→ **Written task**
Every record should be written out exactly, with the pictures left out.

→ **Stored data**
____

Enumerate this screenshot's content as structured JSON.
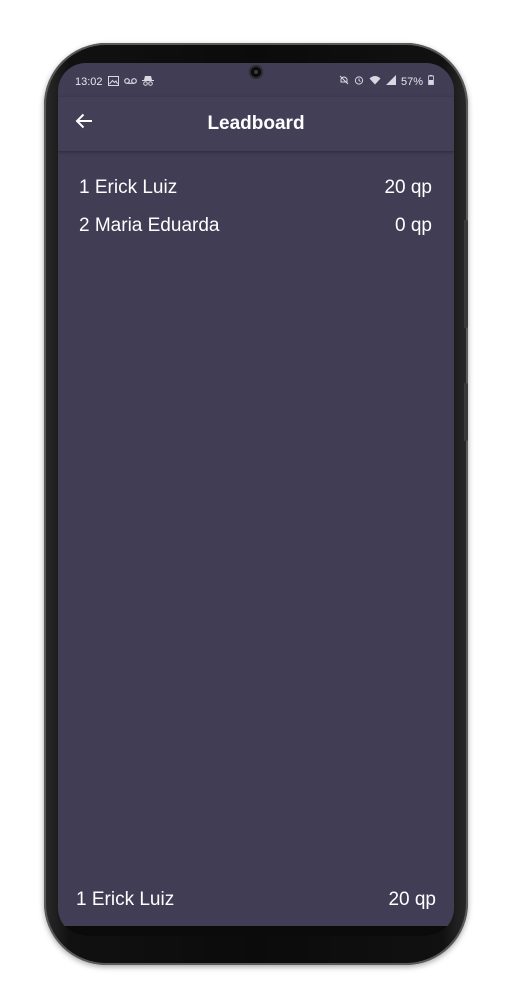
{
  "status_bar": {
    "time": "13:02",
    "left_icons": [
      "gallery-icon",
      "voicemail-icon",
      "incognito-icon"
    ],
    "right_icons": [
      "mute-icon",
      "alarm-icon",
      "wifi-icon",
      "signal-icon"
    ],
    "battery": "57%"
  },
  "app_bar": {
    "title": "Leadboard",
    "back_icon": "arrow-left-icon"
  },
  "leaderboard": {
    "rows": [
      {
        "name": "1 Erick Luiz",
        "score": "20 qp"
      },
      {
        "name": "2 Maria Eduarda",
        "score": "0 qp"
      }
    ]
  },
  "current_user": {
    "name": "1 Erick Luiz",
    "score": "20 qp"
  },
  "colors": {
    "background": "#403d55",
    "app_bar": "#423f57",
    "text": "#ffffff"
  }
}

____

→ **Finished task**
Enumerate this screenshot's content as structured JSON.
{
  "status_bar": {
    "time": "13:02",
    "left_icons": [
      "gallery-icon",
      "voicemail-icon",
      "incognito-icon"
    ],
    "right_icons": [
      "mute-icon",
      "alarm-icon",
      "wifi-icon",
      "signal-icon"
    ],
    "battery": "57%"
  },
  "app_bar": {
    "title": "Leadboard",
    "back_icon": "arrow-left-icon"
  },
  "leaderboard": {
    "rows": [
      {
        "name": "1 Erick Luiz",
        "score": "20 qp"
      },
      {
        "name": "2 Maria Eduarda",
        "score": "0 qp"
      }
    ]
  },
  "current_user": {
    "name": "1 Erick Luiz",
    "score": "20 qp"
  },
  "colors": {
    "background": "#403d55",
    "app_bar": "#423f57",
    "text": "#ffffff"
  }
}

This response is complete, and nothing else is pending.